*** Supplied material

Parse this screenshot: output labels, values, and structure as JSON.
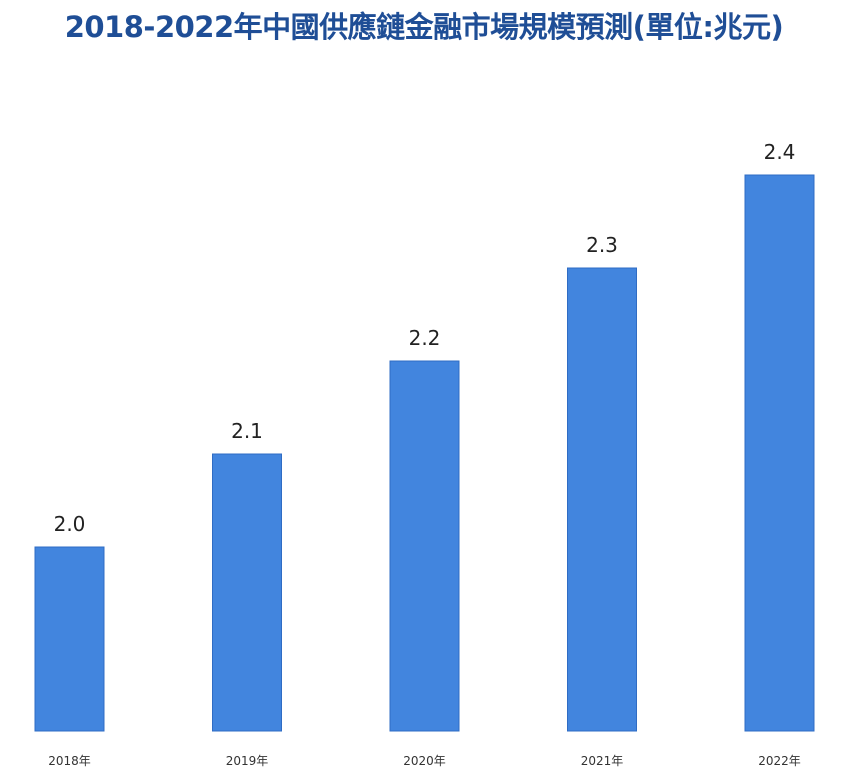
{
  "colors": {
    "title": "#1f4e96",
    "bar_fill": "#4285de",
    "bar_stroke": "#2f6cc4"
  },
  "chart_data": {
    "type": "bar",
    "title": "2018-2022年中國供應鏈金融市場規模預測(單位:兆元)",
    "xlabel": "",
    "ylabel": "",
    "categories": [
      "2018年",
      "2019年",
      "2020年",
      "2021年",
      "2022年"
    ],
    "values": [
      2.0,
      2.1,
      2.2,
      2.3,
      2.4
    ],
    "data_labels": [
      "2.0",
      "2.1",
      "2.2",
      "2.3",
      "2.4"
    ],
    "grid": false,
    "legend": "none"
  }
}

******

__Required task__: Reproduce the material above in full and without alteration, but skip all pictures.

__Result of this task__:
Parse this screenshot: output labels, values, and structure as JSON.
{
  "colors": {
    "title": "#1f4e96",
    "bar_fill": "#4285de",
    "bar_stroke": "#2f6cc4"
  },
  "chart_data": {
    "type": "bar",
    "title": "2018-2022年中國供應鏈金融市場規模預測(單位:兆元)",
    "xlabel": "",
    "ylabel": "",
    "categories": [
      "2018年",
      "2019年",
      "2020年",
      "2021年",
      "2022年"
    ],
    "values": [
      2.0,
      2.1,
      2.2,
      2.3,
      2.4
    ],
    "data_labels": [
      "2.0",
      "2.1",
      "2.2",
      "2.3",
      "2.4"
    ],
    "grid": false,
    "legend": "none"
  }
}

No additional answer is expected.